• Task directions
Return the material word for word. Do not include the pictures.

• Entries

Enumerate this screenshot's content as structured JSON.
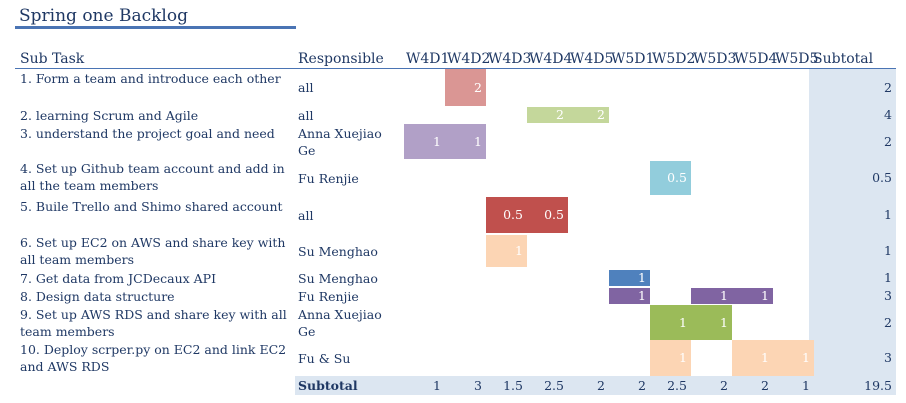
{
  "title": "Spring one Backlog",
  "headers": {
    "task": "Sub Task",
    "responsible": "Responsible",
    "days": [
      "W4D1",
      "W4D2",
      "W4D3",
      "W4D4",
      "W4D5",
      "W5D1",
      "W5D2",
      "W5D3",
      "W5D4",
      "W5D5"
    ],
    "subtotal": "Subtotal"
  },
  "colors": {
    "rose": "#da9694",
    "green": "#c4d79b",
    "purple": "#b1a0c7",
    "lightblue": "#92cddc",
    "red": "#c0504d",
    "peach": "#fcd5b4",
    "blue": "#4f81bd",
    "violet": "#8064a2",
    "olive": "#9bbb59"
  },
  "rows": [
    {
      "task": "1. Form a team and introduce each other",
      "responsible": "all",
      "cells": [
        "",
        "2",
        "",
        "",
        "",
        "",
        "",
        "",
        "",
        ""
      ],
      "subtotal": "2"
    },
    {
      "task": "2. learning Scrum and Agile",
      "responsible": "all",
      "cells": [
        "",
        "",
        "",
        "2",
        "2",
        "",
        "",
        "",
        "",
        ""
      ],
      "subtotal": "4"
    },
    {
      "task": "3. understand the project goal and need",
      "responsible": "Anna Xuejiao Ge",
      "cells": [
        "1",
        "1",
        "",
        "",
        "",
        "",
        "",
        "",
        "",
        ""
      ],
      "subtotal": "2"
    },
    {
      "task": "4. Set up Github team account and add in all the team members",
      "responsible": "Fu Renjie",
      "cells": [
        "",
        "",
        "",
        "",
        "",
        "",
        "0.5",
        "",
        "",
        ""
      ],
      "subtotal": "0.5"
    },
    {
      "task": "5. Buile Trello and Shimo shared account",
      "responsible": "all",
      "cells": [
        "",
        "",
        "0.5",
        "0.5",
        "",
        "",
        "",
        "",
        "",
        ""
      ],
      "subtotal": "1"
    },
    {
      "task": "6. Set up EC2 on AWS and share key with all team members",
      "responsible": "Su Menghao",
      "cells": [
        "",
        "",
        "1",
        "",
        "",
        "",
        "",
        "",
        "",
        ""
      ],
      "subtotal": "1"
    },
    {
      "task": "7. Get data from JCDecaux API",
      "responsible": "Su Menghao",
      "cells": [
        "",
        "",
        "",
        "",
        "",
        "1",
        "",
        "",
        "",
        ""
      ],
      "subtotal": "1"
    },
    {
      "task": "8. Design data structure",
      "responsible": "Fu Renjie",
      "cells": [
        "",
        "",
        "",
        "",
        "",
        "1",
        "",
        "1",
        "1",
        ""
      ],
      "subtotal": "3"
    },
    {
      "task": "9. Set up AWS RDS and share key with all team members",
      "responsible": "Anna Xuejiao Ge",
      "cells": [
        "",
        "",
        "",
        "",
        "",
        "",
        "1",
        "1",
        "",
        ""
      ],
      "subtotal": "2"
    },
    {
      "task": "10. Deploy scrper.py on EC2 and link EC2 and AWS RDS",
      "responsible": "Fu & Su",
      "cells": [
        "",
        "",
        "",
        "",
        "",
        "",
        "1",
        "",
        "1",
        "1"
      ],
      "subtotal": "3"
    }
  ],
  "footer": {
    "label": "Subtotal",
    "values": [
      "1",
      "3",
      "1.5",
      "2.5",
      "2",
      "2",
      "2.5",
      "2",
      "2",
      "1"
    ],
    "total": "19.5"
  }
}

• Final answer
Enumerate this screenshot's content as structured JSON.
{
  "title": "Spring one Backlog",
  "headers": {
    "task": "Sub Task",
    "responsible": "Responsible",
    "days": [
      "W4D1",
      "W4D2",
      "W4D3",
      "W4D4",
      "W4D5",
      "W5D1",
      "W5D2",
      "W5D3",
      "W5D4",
      "W5D5"
    ],
    "subtotal": "Subtotal"
  },
  "colors": {
    "rose": "#da9694",
    "green": "#c4d79b",
    "purple": "#b1a0c7",
    "lightblue": "#92cddc",
    "red": "#c0504d",
    "peach": "#fcd5b4",
    "blue": "#4f81bd",
    "violet": "#8064a2",
    "olive": "#9bbb59"
  },
  "rows": [
    {
      "task": "1. Form a team and introduce each other",
      "responsible": "all",
      "cells": [
        "",
        "2",
        "",
        "",
        "",
        "",
        "",
        "",
        "",
        ""
      ],
      "subtotal": "2"
    },
    {
      "task": "2. learning Scrum and Agile",
      "responsible": "all",
      "cells": [
        "",
        "",
        "",
        "2",
        "2",
        "",
        "",
        "",
        "",
        ""
      ],
      "subtotal": "4"
    },
    {
      "task": "3. understand the project goal and need",
      "responsible": "Anna Xuejiao Ge",
      "cells": [
        "1",
        "1",
        "",
        "",
        "",
        "",
        "",
        "",
        "",
        ""
      ],
      "subtotal": "2"
    },
    {
      "task": "4. Set up Github team account and add in all the team members",
      "responsible": "Fu Renjie",
      "cells": [
        "",
        "",
        "",
        "",
        "",
        "",
        "0.5",
        "",
        "",
        ""
      ],
      "subtotal": "0.5"
    },
    {
      "task": "5. Buile Trello and Shimo shared account",
      "responsible": "all",
      "cells": [
        "",
        "",
        "0.5",
        "0.5",
        "",
        "",
        "",
        "",
        "",
        ""
      ],
      "subtotal": "1"
    },
    {
      "task": "6. Set up EC2 on AWS and share key with all team members",
      "responsible": "Su Menghao",
      "cells": [
        "",
        "",
        "1",
        "",
        "",
        "",
        "",
        "",
        "",
        ""
      ],
      "subtotal": "1"
    },
    {
      "task": "7. Get data from JCDecaux API",
      "responsible": "Su Menghao",
      "cells": [
        "",
        "",
        "",
        "",
        "",
        "1",
        "",
        "",
        "",
        ""
      ],
      "subtotal": "1"
    },
    {
      "task": "8. Design data structure",
      "responsible": "Fu Renjie",
      "cells": [
        "",
        "",
        "",
        "",
        "",
        "1",
        "",
        "1",
        "1",
        ""
      ],
      "subtotal": "3"
    },
    {
      "task": "9. Set up AWS RDS and share key with all team members",
      "responsible": "Anna Xuejiao Ge",
      "cells": [
        "",
        "",
        "",
        "",
        "",
        "",
        "1",
        "1",
        "",
        ""
      ],
      "subtotal": "2"
    },
    {
      "task": "10. Deploy scrper.py on EC2 and link EC2 and AWS RDS",
      "responsible": "Fu & Su",
      "cells": [
        "",
        "",
        "",
        "",
        "",
        "",
        "1",
        "",
        "1",
        "1"
      ],
      "subtotal": "3"
    }
  ],
  "footer": {
    "label": "Subtotal",
    "values": [
      "1",
      "3",
      "1.5",
      "2.5",
      "2",
      "2",
      "2.5",
      "2",
      "2",
      "1"
    ],
    "total": "19.5"
  }
}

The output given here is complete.